Find each line in the following listing that has the string "Purchase", then state the count and nothing else.

>> BEGIN

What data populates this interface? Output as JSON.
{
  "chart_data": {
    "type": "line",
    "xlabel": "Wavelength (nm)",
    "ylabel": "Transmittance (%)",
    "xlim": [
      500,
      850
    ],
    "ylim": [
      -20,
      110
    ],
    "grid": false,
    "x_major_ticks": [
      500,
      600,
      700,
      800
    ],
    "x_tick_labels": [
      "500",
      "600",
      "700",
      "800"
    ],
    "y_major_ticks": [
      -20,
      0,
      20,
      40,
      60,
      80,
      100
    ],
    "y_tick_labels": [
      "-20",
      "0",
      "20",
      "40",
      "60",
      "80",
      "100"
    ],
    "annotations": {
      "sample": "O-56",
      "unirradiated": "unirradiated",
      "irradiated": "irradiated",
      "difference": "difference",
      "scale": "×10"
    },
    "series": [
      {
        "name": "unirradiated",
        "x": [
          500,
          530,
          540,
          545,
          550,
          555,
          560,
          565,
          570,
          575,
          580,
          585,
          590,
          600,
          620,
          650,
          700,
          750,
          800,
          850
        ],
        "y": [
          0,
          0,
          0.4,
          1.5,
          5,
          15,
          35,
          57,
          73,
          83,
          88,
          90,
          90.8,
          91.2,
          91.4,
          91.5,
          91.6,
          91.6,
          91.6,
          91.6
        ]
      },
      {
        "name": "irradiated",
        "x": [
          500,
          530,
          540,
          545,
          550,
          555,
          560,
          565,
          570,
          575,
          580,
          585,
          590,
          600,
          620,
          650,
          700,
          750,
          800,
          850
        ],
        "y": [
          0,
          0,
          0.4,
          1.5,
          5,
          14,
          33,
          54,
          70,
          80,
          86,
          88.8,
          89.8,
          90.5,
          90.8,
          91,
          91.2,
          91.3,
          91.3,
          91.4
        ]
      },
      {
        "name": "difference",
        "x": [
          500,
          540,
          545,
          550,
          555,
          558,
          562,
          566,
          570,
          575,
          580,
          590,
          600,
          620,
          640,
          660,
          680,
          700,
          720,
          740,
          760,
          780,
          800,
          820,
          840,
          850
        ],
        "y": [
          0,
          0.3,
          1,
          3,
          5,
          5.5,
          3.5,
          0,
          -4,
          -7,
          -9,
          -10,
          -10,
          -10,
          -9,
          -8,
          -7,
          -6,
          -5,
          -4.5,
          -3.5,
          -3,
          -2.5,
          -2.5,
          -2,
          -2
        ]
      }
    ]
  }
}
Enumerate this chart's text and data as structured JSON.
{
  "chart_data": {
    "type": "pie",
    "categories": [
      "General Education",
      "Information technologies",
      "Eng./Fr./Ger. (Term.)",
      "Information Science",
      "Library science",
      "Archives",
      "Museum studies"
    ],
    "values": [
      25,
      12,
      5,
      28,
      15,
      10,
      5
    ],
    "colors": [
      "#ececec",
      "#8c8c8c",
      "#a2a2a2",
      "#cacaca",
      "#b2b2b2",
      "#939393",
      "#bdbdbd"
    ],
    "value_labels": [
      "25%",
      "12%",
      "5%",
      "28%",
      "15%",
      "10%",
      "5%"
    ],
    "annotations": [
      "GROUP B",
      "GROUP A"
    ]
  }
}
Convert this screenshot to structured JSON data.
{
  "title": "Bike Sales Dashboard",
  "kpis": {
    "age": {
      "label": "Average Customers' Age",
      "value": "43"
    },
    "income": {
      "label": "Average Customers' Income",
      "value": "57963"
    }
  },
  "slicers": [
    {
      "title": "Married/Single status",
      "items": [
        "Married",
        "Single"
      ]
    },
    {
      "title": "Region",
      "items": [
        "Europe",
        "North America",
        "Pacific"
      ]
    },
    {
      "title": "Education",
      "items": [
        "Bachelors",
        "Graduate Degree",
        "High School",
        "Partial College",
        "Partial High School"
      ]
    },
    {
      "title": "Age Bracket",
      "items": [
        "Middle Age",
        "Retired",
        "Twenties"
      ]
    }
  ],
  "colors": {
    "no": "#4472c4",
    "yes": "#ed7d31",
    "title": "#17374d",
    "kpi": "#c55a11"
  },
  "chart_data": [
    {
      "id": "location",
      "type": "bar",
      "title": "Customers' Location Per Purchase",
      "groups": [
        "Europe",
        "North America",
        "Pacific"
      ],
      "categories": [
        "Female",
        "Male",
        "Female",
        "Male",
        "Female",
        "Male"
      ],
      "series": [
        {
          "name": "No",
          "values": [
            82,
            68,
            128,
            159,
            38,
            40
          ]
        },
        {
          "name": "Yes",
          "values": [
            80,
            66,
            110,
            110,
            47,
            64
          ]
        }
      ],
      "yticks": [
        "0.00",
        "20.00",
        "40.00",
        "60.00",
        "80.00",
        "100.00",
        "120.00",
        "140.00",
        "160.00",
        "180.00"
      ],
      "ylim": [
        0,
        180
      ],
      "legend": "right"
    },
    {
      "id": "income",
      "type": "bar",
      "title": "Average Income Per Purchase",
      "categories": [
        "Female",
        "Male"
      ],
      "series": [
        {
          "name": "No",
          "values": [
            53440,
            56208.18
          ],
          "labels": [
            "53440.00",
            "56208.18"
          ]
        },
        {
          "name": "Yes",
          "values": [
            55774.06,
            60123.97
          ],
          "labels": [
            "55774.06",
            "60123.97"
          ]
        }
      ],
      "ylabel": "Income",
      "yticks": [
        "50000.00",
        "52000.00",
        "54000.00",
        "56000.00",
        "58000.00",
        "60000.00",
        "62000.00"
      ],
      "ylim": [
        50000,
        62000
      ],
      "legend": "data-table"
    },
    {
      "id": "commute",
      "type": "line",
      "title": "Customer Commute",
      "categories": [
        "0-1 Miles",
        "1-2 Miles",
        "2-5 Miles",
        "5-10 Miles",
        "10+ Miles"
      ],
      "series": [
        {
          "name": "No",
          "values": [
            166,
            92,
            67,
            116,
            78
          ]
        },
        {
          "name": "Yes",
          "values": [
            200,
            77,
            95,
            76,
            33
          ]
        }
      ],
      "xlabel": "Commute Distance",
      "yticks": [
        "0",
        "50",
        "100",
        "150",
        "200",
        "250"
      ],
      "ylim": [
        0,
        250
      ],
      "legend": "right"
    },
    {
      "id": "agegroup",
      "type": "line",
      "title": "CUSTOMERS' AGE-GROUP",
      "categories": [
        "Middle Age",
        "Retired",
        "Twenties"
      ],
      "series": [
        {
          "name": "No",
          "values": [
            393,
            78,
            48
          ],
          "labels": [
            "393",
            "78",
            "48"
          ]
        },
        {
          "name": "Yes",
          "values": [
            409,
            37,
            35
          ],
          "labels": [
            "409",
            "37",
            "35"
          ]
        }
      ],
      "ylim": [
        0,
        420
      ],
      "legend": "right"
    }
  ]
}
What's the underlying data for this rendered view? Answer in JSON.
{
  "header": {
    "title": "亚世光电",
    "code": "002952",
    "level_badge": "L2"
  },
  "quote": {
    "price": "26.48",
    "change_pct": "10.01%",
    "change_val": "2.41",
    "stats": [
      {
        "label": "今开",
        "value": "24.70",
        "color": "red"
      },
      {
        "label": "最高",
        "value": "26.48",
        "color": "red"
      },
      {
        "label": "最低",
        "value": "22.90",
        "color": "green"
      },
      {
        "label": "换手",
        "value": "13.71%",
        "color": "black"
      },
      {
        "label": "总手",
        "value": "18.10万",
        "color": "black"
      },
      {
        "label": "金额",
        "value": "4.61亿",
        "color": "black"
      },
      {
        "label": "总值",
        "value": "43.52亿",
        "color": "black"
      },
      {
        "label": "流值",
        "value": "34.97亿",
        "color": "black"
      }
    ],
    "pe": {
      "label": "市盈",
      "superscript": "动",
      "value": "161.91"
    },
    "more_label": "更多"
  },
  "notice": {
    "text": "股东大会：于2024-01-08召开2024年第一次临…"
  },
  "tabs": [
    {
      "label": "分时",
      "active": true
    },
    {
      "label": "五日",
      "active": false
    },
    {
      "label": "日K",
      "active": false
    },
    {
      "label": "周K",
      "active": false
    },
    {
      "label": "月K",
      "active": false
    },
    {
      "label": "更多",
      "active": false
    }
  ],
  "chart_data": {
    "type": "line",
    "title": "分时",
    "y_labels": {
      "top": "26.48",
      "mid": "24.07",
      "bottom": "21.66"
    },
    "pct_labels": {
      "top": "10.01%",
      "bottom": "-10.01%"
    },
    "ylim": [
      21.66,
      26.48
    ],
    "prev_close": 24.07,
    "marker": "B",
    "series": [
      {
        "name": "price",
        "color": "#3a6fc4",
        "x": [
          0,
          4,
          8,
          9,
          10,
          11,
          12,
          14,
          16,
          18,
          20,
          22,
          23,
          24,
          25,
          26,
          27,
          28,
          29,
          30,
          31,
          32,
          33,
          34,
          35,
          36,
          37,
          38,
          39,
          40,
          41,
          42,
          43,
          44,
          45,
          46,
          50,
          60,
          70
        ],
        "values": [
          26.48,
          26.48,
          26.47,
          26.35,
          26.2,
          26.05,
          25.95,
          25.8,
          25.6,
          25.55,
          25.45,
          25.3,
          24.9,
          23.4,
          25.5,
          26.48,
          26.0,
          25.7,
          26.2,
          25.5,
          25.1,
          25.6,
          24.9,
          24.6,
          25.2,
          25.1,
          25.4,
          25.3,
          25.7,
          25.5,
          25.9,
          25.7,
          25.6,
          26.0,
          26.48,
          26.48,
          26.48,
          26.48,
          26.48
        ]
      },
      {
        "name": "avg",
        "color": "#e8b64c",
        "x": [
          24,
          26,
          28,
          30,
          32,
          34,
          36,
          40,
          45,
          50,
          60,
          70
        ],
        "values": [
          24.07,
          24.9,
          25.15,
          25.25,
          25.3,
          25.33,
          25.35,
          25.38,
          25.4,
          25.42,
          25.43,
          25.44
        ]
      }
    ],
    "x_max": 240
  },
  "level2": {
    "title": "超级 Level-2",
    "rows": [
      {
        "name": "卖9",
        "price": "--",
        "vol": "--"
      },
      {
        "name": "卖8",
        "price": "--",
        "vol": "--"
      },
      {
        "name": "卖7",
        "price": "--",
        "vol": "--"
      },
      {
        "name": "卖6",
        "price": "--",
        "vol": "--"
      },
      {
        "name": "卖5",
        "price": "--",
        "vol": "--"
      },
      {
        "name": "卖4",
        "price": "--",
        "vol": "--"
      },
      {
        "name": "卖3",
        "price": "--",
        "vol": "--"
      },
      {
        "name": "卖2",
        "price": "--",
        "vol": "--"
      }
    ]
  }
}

>> END

• **Exercise answer**
2